Directions: Search the data below for the string "label". Extract every line that contains it.

Recorded information:
--- start ---

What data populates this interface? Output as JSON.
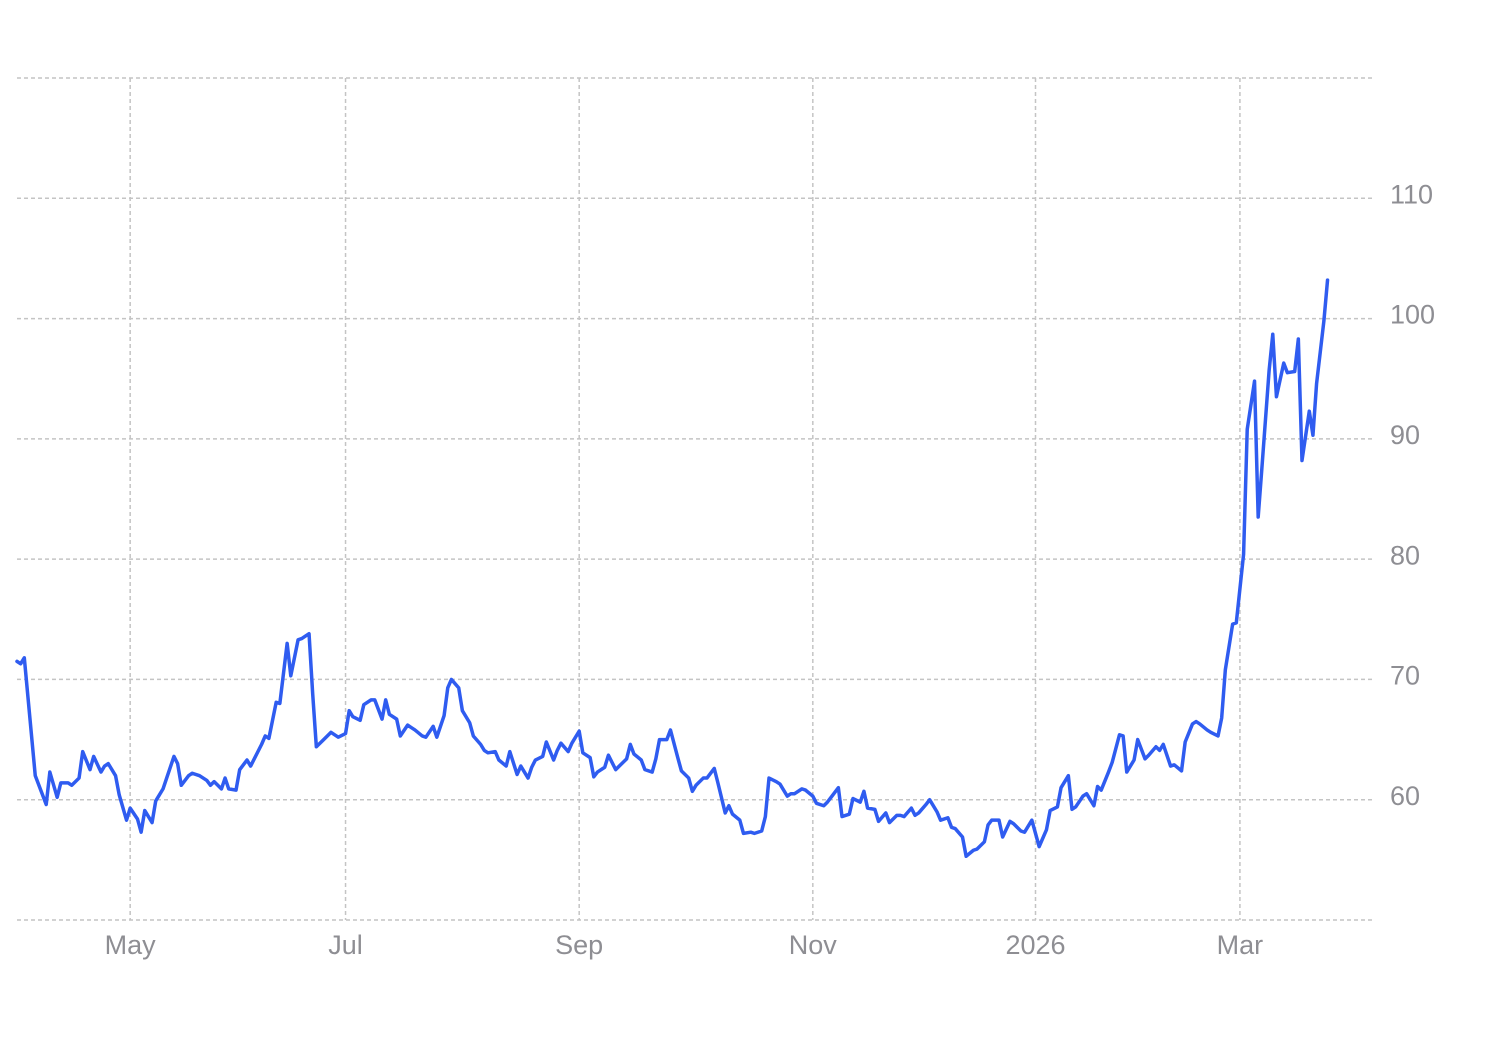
{
  "chart_data": {
    "type": "line",
    "color": "#2f5cf0",
    "grid": true,
    "xlim": [
      -1,
      371
    ],
    "ylim": [
      50,
      120
    ],
    "yticks": [
      60,
      70,
      80,
      90,
      100,
      110
    ],
    "xticks": [
      {
        "value": 30,
        "label": "May"
      },
      {
        "value": 89,
        "label": "Jul"
      },
      {
        "value": 153,
        "label": "Sep"
      },
      {
        "value": 217,
        "label": "Nov"
      },
      {
        "value": 278,
        "label": "2026"
      },
      {
        "value": 334,
        "label": "Mar"
      }
    ],
    "x": [
      -1,
      0,
      1,
      4,
      7,
      8,
      10,
      11,
      13,
      14,
      16,
      17,
      19,
      20,
      22,
      23,
      24,
      26,
      27,
      29,
      30,
      32,
      33,
      34,
      36,
      37,
      39,
      40,
      42,
      43,
      44,
      46,
      47,
      49,
      51,
      52,
      53,
      55,
      56,
      57,
      59,
      60,
      62,
      63,
      64,
      66,
      67,
      68,
      70,
      71,
      73,
      74,
      76,
      77,
      79,
      80,
      81,
      83,
      84,
      85,
      87,
      89,
      90,
      91,
      93,
      94,
      96,
      97,
      99,
      100,
      101,
      103,
      104,
      106,
      107,
      108,
      110,
      111,
      113,
      114,
      116,
      117,
      118,
      120,
      121,
      123,
      124,
      126,
      127,
      128,
      130,
      131,
      133,
      134,
      136,
      137,
      139,
      140,
      141,
      143,
      144,
      146,
      147,
      148,
      150,
      151,
      153,
      154,
      156,
      157,
      158,
      160,
      161,
      163,
      164,
      166,
      167,
      168,
      170,
      171,
      173,
      174,
      175,
      177,
      178,
      180,
      181,
      183,
      184,
      185,
      187,
      188,
      190,
      191,
      193,
      194,
      195,
      197,
      198,
      200,
      201,
      203,
      204,
      205,
      207,
      208,
      210,
      211,
      212,
      214,
      215,
      217,
      218,
      220,
      221,
      222,
      224,
      225,
      227,
      228,
      230,
      231,
      232,
      234,
      235,
      237,
      238,
      240,
      241,
      242,
      244,
      245,
      246,
      248,
      249,
      251,
      252,
      254,
      255,
      256,
      258,
      259,
      261,
      262,
      264,
      265,
      266,
      268,
      269,
      271,
      272,
      274,
      275,
      277,
      278,
      279,
      281,
      282,
      284,
      285,
      287,
      288,
      289,
      291,
      292,
      294,
      295,
      296,
      298,
      299,
      301,
      302,
      303,
      305,
      306,
      308,
      309,
      311,
      312,
      313,
      315,
      316,
      318,
      319,
      321,
      322,
      323,
      325,
      326,
      328,
      329,
      330,
      332,
      333,
      335,
      336,
      338,
      339,
      340,
      342,
      343,
      344,
      346,
      347,
      349,
      350,
      351,
      353,
      354,
      355,
      357,
      358
    ],
    "values": [
      71.5,
      71.3,
      71.8,
      62,
      59.6,
      62.3,
      60.2,
      61.4,
      61.4,
      61.2,
      61.8,
      64,
      62.5,
      63.6,
      62.3,
      62.8,
      63,
      62,
      60.4,
      58.3,
      59.3,
      58.4,
      57.3,
      59.1,
      58.1,
      59.9,
      60.9,
      61.8,
      63.6,
      63,
      61.2,
      62,
      62.2,
      62,
      61.6,
      61.2,
      61.5,
      60.9,
      61.8,
      60.9,
      60.8,
      62.5,
      63.3,
      62.8,
      63.4,
      64.6,
      65.3,
      65.1,
      68.1,
      68,
      73,
      70.3,
      73.3,
      73.4,
      73.8,
      68.8,
      64.4,
      65,
      65.3,
      65.6,
      65.2,
      65.5,
      67.4,
      66.9,
      66.6,
      67.9,
      68.3,
      68.3,
      66.7,
      68.3,
      67.1,
      66.7,
      65.3,
      66.2,
      66,
      65.8,
      65.3,
      65.2,
      66.1,
      65.2,
      67,
      69.3,
      70,
      69.3,
      67.4,
      66.4,
      65.3,
      64.6,
      64.1,
      63.9,
      64,
      63.3,
      62.8,
      64,
      62.1,
      62.8,
      61.8,
      62.7,
      63.3,
      63.6,
      64.8,
      63.3,
      64.1,
      64.7,
      64,
      64.7,
      65.7,
      63.9,
      63.5,
      61.9,
      62.3,
      62.7,
      63.7,
      62.5,
      62.8,
      63.4,
      64.6,
      63.8,
      63.3,
      62.5,
      62.3,
      63.4,
      65,
      65,
      65.8,
      63.5,
      62.4,
      61.8,
      60.7,
      61.2,
      61.8,
      61.8,
      62.6,
      61.4,
      58.9,
      59.5,
      58.8,
      58.3,
      57.2,
      57.3,
      57.2,
      57.4,
      58.6,
      61.8,
      61.5,
      61.3,
      60.3,
      60.5,
      60.5,
      60.9,
      60.8,
      60.3,
      59.7,
      59.5,
      59.8,
      60.2,
      61,
      58.6,
      58.8,
      60.1,
      59.8,
      60.7,
      59.3,
      59.2,
      58.2,
      58.9,
      58.1,
      58.7,
      58.7,
      58.6,
      59.3,
      58.7,
      58.9,
      59.6,
      60,
      59,
      58.3,
      58.5,
      57.7,
      57.6,
      56.9,
      55.3,
      55.8,
      55.9,
      56.5,
      57.9,
      58.3,
      58.3,
      56.9,
      58.2,
      58,
      57.4,
      57.3,
      58.3,
      57.2,
      56.1,
      57.5,
      59.1,
      59.4,
      61,
      62,
      59.2,
      59.4,
      60.3,
      60.5,
      59.5,
      61.1,
      60.8,
      62.3,
      63.1,
      65.4,
      65.3,
      62.3,
      63.3,
      65,
      63.4,
      63.7,
      64.4,
      64.1,
      64.6,
      62.8,
      62.9,
      62.4,
      64.8,
      66.3,
      66.5,
      66.3,
      65.8,
      65.6,
      65.3,
      66.8,
      70.8,
      74.6,
      74.7,
      80.4,
      90.8,
      94.8,
      83.5,
      87.5,
      95.7,
      98.7,
      93.5,
      96.3,
      95.5,
      95.6,
      98.3,
      88.2,
      92.3,
      90.3,
      94.6,
      99.8,
      103.2
    ]
  }
}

--- end ---

Answer to this problem:
        "label": "May"
        "label": "Jul"
        "label": "Sep"
        "label": "Nov"
        "label": "2026"
        "label": "Mar"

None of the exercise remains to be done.